REQUEST:
Skip every image and restate the data word for word.

ENTRIES:
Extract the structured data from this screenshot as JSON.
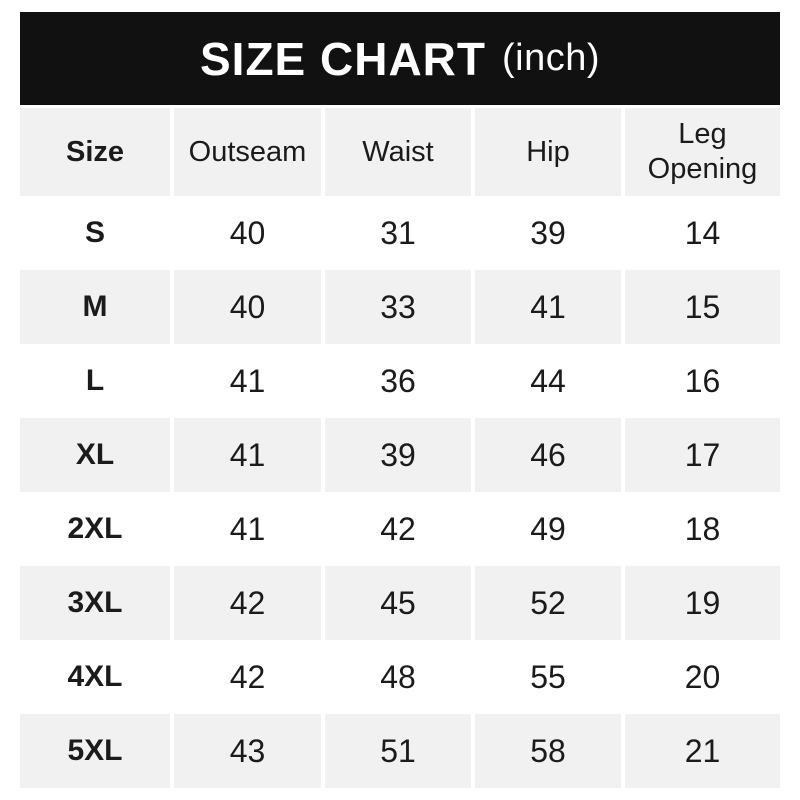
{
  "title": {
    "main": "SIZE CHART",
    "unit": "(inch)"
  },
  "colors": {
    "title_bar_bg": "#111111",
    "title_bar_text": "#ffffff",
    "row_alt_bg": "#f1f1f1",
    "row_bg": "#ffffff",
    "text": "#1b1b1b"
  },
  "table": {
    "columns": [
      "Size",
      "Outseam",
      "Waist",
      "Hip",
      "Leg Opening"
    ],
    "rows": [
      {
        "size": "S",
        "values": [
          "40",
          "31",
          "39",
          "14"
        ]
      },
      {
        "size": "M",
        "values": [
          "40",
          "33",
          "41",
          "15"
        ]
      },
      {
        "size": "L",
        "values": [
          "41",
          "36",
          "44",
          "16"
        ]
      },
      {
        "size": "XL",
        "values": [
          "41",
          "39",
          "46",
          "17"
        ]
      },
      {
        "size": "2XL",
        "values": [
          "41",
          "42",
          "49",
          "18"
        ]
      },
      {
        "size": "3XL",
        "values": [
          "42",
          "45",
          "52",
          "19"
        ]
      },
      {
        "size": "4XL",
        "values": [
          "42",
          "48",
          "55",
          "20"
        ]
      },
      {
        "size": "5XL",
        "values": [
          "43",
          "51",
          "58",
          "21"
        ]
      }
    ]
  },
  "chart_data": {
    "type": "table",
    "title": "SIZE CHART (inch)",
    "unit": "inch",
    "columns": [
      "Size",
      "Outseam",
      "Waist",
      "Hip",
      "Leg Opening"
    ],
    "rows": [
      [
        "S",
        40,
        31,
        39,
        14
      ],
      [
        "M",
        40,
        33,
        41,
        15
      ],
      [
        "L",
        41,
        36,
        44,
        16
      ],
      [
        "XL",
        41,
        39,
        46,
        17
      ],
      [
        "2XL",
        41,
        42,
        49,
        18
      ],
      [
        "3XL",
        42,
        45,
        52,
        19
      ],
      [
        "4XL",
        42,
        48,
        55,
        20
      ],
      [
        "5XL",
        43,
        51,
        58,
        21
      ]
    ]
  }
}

RESPONSE:
Extract the structured data from this screenshot as JSON.
{
  "title": {
    "main": "SIZE CHART",
    "unit": "(inch)"
  },
  "colors": {
    "title_bar_bg": "#111111",
    "title_bar_text": "#ffffff",
    "row_alt_bg": "#f1f1f1",
    "row_bg": "#ffffff",
    "text": "#1b1b1b"
  },
  "table": {
    "columns": [
      "Size",
      "Outseam",
      "Waist",
      "Hip",
      "Leg Opening"
    ],
    "rows": [
      {
        "size": "S",
        "values": [
          "40",
          "31",
          "39",
          "14"
        ]
      },
      {
        "size": "M",
        "values": [
          "40",
          "33",
          "41",
          "15"
        ]
      },
      {
        "size": "L",
        "values": [
          "41",
          "36",
          "44",
          "16"
        ]
      },
      {
        "size": "XL",
        "values": [
          "41",
          "39",
          "46",
          "17"
        ]
      },
      {
        "size": "2XL",
        "values": [
          "41",
          "42",
          "49",
          "18"
        ]
      },
      {
        "size": "3XL",
        "values": [
          "42",
          "45",
          "52",
          "19"
        ]
      },
      {
        "size": "4XL",
        "values": [
          "42",
          "48",
          "55",
          "20"
        ]
      },
      {
        "size": "5XL",
        "values": [
          "43",
          "51",
          "58",
          "21"
        ]
      }
    ]
  },
  "chart_data": {
    "type": "table",
    "title": "SIZE CHART (inch)",
    "unit": "inch",
    "columns": [
      "Size",
      "Outseam",
      "Waist",
      "Hip",
      "Leg Opening"
    ],
    "rows": [
      [
        "S",
        40,
        31,
        39,
        14
      ],
      [
        "M",
        40,
        33,
        41,
        15
      ],
      [
        "L",
        41,
        36,
        44,
        16
      ],
      [
        "XL",
        41,
        39,
        46,
        17
      ],
      [
        "2XL",
        41,
        42,
        49,
        18
      ],
      [
        "3XL",
        42,
        45,
        52,
        19
      ],
      [
        "4XL",
        42,
        48,
        55,
        20
      ],
      [
        "5XL",
        43,
        51,
        58,
        21
      ]
    ]
  }
}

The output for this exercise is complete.